## start Dataset content

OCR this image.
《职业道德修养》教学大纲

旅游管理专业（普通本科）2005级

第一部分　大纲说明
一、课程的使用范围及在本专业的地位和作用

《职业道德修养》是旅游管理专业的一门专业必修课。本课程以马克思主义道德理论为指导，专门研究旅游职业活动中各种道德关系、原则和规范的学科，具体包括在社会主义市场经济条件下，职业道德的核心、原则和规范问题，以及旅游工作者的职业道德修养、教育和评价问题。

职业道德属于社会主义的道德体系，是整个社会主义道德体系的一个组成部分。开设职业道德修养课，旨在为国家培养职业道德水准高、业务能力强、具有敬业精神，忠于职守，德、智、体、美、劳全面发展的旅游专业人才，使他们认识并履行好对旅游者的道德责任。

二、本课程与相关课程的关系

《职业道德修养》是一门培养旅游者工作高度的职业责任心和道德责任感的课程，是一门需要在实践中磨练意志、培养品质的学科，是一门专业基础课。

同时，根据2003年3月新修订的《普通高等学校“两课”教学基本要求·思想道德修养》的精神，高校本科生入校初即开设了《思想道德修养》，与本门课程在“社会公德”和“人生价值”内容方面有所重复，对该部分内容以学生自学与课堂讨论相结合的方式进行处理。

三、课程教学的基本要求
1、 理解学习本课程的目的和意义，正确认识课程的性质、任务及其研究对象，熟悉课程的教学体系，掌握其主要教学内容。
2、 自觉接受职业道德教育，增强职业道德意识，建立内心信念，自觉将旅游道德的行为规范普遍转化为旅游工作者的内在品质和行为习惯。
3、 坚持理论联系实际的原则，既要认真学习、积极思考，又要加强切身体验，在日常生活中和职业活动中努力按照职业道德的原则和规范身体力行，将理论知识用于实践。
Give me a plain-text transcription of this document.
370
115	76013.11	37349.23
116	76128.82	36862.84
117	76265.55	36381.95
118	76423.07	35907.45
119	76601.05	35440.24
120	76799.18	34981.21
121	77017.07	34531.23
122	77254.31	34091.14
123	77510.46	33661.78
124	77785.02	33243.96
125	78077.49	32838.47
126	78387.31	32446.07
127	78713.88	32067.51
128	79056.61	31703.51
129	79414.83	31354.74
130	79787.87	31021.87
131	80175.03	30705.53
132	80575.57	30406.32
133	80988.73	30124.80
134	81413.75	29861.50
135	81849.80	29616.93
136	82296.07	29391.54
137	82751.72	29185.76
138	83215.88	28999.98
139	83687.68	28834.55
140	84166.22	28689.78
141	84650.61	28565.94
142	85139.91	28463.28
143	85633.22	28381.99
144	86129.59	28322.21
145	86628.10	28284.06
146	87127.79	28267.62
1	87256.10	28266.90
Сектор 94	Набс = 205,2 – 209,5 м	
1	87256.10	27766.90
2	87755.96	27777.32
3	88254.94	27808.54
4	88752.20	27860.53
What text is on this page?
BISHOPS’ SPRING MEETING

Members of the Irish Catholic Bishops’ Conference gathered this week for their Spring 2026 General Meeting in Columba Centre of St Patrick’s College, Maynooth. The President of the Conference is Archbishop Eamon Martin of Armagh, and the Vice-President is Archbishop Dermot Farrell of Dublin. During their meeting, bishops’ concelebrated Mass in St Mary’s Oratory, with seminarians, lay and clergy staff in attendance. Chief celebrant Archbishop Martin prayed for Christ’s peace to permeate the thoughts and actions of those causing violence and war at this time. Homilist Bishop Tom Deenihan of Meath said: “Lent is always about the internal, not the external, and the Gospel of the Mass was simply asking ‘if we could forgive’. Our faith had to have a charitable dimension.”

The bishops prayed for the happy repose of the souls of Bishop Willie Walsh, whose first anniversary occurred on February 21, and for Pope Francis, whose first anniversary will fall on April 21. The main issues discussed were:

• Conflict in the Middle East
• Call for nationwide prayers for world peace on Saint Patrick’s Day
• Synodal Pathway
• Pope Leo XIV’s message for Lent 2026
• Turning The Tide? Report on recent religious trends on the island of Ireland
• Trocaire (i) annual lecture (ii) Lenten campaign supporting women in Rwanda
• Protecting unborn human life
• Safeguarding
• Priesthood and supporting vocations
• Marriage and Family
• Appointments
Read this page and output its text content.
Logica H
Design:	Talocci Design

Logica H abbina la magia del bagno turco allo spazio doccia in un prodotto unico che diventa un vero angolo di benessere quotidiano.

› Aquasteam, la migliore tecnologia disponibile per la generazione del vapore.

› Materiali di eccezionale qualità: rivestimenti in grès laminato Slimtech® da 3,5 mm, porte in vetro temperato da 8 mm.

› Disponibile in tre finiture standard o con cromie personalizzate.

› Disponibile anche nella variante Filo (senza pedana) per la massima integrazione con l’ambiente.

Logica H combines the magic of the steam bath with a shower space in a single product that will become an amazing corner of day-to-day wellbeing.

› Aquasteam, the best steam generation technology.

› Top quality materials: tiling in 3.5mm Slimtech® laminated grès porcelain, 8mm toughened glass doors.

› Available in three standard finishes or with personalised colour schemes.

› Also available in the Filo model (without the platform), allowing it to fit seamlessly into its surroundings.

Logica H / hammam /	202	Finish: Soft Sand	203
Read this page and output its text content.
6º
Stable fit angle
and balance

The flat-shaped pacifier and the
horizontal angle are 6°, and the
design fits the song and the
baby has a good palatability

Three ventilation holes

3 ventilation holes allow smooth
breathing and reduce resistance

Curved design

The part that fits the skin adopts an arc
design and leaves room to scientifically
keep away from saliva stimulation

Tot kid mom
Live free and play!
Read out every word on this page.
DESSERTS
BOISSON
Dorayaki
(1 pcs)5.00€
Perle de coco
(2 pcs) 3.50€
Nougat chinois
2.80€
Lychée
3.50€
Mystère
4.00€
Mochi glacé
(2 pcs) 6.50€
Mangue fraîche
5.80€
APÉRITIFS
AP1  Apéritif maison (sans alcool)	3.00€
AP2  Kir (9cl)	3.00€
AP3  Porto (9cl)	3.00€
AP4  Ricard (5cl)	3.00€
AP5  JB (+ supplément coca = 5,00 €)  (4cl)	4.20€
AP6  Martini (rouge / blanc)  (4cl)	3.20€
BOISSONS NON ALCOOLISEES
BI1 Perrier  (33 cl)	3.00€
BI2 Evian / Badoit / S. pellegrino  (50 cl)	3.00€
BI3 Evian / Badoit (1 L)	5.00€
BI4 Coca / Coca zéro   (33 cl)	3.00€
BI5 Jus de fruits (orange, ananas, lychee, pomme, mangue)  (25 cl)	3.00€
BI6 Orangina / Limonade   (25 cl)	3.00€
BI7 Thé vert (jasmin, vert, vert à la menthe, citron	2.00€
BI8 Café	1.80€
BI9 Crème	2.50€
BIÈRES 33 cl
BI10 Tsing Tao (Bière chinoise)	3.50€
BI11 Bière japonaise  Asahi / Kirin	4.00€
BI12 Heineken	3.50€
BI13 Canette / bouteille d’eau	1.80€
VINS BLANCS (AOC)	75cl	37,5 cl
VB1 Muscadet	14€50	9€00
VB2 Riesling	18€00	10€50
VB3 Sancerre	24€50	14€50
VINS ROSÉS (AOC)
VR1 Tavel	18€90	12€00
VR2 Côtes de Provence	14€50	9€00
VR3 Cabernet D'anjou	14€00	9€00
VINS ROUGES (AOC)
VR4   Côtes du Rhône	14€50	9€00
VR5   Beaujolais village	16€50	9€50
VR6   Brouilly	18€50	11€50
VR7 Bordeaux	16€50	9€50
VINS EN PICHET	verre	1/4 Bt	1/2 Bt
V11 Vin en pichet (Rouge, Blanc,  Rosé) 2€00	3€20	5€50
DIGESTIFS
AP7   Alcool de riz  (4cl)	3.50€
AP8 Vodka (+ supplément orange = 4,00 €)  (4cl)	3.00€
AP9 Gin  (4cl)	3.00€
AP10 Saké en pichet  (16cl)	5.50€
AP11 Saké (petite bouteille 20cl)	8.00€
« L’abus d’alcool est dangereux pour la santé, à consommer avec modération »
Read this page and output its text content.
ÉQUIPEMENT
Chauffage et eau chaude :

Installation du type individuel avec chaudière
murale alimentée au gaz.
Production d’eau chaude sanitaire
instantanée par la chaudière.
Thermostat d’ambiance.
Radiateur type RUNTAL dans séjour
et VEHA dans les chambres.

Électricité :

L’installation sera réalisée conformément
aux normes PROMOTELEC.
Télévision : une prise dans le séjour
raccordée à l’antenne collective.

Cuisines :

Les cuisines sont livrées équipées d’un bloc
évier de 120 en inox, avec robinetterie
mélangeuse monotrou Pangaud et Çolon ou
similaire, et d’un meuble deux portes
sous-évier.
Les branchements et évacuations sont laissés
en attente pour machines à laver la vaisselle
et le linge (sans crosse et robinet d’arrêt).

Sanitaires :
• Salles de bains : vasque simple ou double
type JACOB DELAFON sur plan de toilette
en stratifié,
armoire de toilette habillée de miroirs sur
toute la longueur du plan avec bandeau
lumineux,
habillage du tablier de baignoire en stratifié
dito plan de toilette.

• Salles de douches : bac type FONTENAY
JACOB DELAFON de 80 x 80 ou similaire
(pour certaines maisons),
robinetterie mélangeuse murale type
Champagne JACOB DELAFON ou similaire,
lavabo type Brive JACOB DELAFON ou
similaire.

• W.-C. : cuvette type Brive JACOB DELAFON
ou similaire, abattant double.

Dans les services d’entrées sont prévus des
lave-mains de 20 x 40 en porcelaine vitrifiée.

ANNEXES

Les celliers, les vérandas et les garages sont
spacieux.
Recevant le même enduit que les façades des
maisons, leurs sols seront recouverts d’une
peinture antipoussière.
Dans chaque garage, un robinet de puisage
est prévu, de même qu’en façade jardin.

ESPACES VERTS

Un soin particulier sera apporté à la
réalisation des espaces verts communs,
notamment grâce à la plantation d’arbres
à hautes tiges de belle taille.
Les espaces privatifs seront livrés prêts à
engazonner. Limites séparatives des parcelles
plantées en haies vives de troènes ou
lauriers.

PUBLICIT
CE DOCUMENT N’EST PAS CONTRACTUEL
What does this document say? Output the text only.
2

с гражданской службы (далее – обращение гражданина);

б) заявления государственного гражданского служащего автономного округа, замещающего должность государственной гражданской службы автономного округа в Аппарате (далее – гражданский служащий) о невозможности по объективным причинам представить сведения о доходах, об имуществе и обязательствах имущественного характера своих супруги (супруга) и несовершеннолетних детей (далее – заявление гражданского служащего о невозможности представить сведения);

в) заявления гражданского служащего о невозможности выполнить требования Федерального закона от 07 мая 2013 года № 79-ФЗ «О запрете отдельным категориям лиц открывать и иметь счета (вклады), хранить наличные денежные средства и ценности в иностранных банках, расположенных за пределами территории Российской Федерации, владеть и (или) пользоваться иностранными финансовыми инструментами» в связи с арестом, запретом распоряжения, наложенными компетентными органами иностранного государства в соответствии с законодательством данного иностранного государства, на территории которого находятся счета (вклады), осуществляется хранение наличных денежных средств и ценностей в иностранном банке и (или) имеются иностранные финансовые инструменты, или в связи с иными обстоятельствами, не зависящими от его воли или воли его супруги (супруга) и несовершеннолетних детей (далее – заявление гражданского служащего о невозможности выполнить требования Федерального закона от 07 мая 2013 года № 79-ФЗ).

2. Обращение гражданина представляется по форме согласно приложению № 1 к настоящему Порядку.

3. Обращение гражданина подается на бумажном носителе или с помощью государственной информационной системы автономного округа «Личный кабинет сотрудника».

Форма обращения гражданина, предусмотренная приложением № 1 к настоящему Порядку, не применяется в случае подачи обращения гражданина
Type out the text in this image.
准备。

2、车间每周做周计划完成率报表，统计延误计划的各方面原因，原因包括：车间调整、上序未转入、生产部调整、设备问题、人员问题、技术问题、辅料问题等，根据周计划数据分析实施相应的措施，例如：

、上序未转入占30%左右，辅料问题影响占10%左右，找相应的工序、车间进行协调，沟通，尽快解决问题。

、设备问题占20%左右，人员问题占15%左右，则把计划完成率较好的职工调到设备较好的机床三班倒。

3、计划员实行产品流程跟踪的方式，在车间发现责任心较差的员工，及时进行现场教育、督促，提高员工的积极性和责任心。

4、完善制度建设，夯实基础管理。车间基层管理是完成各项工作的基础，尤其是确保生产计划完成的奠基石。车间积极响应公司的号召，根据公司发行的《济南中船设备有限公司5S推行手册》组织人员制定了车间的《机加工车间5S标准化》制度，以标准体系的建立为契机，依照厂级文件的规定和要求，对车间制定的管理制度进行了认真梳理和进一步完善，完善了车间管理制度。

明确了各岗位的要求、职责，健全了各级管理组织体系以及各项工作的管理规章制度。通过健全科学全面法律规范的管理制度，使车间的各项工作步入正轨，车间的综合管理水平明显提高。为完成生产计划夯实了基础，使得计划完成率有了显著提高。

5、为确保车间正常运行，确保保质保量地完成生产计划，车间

## end Dataset content

## Stated problem
Show all lines from the records above where the word "standard" occurs.

## Output
› Disponibile in tre finiture standard o con cromie personalizzate.
› Available in three standard finishes or with personalised colour schemes.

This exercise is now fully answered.